Goal - Every line of the material below must be repeated exactly.

>>>>>

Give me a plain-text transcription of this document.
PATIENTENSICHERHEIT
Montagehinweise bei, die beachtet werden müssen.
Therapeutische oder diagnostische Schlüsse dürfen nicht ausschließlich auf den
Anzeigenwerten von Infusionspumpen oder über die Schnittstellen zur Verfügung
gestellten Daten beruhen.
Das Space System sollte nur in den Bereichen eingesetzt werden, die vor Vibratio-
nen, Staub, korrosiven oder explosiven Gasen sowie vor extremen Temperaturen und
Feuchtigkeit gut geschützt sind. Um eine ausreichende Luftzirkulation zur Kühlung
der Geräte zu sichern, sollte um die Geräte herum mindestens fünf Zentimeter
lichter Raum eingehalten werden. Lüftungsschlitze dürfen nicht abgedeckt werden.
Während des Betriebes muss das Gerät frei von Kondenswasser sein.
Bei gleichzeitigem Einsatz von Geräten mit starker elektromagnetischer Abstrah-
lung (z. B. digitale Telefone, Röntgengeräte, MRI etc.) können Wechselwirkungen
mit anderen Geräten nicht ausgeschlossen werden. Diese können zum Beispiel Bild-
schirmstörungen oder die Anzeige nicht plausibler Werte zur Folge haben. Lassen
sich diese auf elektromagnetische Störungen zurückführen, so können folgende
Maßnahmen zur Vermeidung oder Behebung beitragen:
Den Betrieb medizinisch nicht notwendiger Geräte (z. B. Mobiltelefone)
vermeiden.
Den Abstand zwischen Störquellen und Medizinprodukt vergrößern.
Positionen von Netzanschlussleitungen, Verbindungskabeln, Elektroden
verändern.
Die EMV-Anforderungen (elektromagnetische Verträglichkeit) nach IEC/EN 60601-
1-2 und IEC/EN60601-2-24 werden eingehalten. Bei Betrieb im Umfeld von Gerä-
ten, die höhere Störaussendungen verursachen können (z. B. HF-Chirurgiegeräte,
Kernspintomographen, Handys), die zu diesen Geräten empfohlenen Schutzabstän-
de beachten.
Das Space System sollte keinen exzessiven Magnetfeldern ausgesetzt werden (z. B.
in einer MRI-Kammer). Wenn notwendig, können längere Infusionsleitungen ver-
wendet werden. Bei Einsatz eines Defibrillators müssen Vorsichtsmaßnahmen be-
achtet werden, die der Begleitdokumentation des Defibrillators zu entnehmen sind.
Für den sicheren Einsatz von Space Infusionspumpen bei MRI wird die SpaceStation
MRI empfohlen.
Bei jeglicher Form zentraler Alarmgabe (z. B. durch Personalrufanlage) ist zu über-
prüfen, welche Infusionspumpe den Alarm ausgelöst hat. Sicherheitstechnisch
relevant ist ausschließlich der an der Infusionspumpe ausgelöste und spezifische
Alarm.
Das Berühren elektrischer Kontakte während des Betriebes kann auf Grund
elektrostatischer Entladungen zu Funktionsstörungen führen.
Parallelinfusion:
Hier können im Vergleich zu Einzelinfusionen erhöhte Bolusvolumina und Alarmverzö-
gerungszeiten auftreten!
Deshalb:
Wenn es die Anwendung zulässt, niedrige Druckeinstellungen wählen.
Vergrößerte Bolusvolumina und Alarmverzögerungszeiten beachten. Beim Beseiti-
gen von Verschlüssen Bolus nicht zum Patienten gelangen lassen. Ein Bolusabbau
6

<<<<<

Exercise output -
Give me a plain-text transcription of this document.
PATIENTENSICHERHEIT
Montagehinweise bei, die beachtet werden müssen.
Therapeutische oder diagnostische Schlüsse dürfen nicht ausschließlich auf den
Anzeigenwerten von Infusionspumpen oder über die Schnittstellen zur Verfügung
gestellten Daten beruhen.
Das Space System sollte nur in den Bereichen eingesetzt werden, die vor Vibratio-
nen, Staub, korrosiven oder explosiven Gasen sowie vor extremen Temperaturen und
Feuchtigkeit gut geschützt sind. Um eine ausreichende Luftzirkulation zur Kühlung
der Geräte zu sichern, sollte um die Geräte herum mindestens fünf Zentimeter
lichter Raum eingehalten werden. Lüftungsschlitze dürfen nicht abgedeckt werden.
Während des Betriebes muss das Gerät frei von Kondenswasser sein.
Bei gleichzeitigem Einsatz von Geräten mit starker elektromagnetischer Abstrah-
lung (z. B. digitale Telefone, Röntgengeräte, MRI etc.) können Wechselwirkungen
mit anderen Geräten nicht ausgeschlossen werden. Diese können zum Beispiel Bild-
schirmstörungen oder die Anzeige nicht plausibler Werte zur Folge haben. Lassen
sich diese auf elektromagnetische Störungen zurückführen, so können folgende
Maßnahmen zur Vermeidung oder Behebung beitragen:
Den Betrieb medizinisch nicht notwendiger Geräte (z. B. Mobiltelefone)
vermeiden.
Den Abstand zwischen Störquellen und Medizinprodukt vergrößern.
Positionen von Netzanschlussleitungen, Verbindungskabeln, Elektroden
verändern.
Die EMV-Anforderungen (elektromagnetische Verträglichkeit) nach IEC/EN 60601-
1-2 und IEC/EN60601-2-24 werden eingehalten. Bei Betrieb im Umfeld von Gerä-
ten, die höhere Störaussendungen verursachen können (z. B. HF-Chirurgiegeräte,
Kernspintomographen, Handys), die zu diesen Geräten empfohlenen Schutzabstän-
de beachten.
Das Space System sollte keinen exzessiven Magnetfeldern ausgesetzt werden (z. B.
in einer MRI-Kammer). Wenn notwendig, können längere Infusionsleitungen ver-
wendet werden. Bei Einsatz eines Defibrillators müssen Vorsichtsmaßnahmen be-
achtet werden, die der Begleitdokumentation des Defibrillators zu entnehmen sind.
Für den sicheren Einsatz von Space Infusionspumpen bei MRI wird die SpaceStation
MRI empfohlen.
Bei jeglicher Form zentraler Alarmgabe (z. B. durch Personalrufanlage) ist zu über-
prüfen, welche Infusionspumpe den Alarm ausgelöst hat. Sicherheitstechnisch
relevant ist ausschließlich der an der Infusionspumpe ausgelöste und spezifische
Alarm.
Das Berühren elektrischer Kontakte während des Betriebes kann auf Grund
elektrostatischer Entladungen zu Funktionsstörungen führen.
Parallelinfusion:
Hier können im Vergleich zu Einzelinfusionen erhöhte Bolusvolumina und Alarmverzö-
gerungszeiten auftreten!
Deshalb:
Wenn es die Anwendung zulässt, niedrige Druckeinstellungen wählen.
Vergrößerte Bolusvolumina und Alarmverzögerungszeiten beachten. Beim Beseiti-
gen von Verschlüssen Bolus nicht zum Patienten gelangen lassen. Ein Bolusabbau
6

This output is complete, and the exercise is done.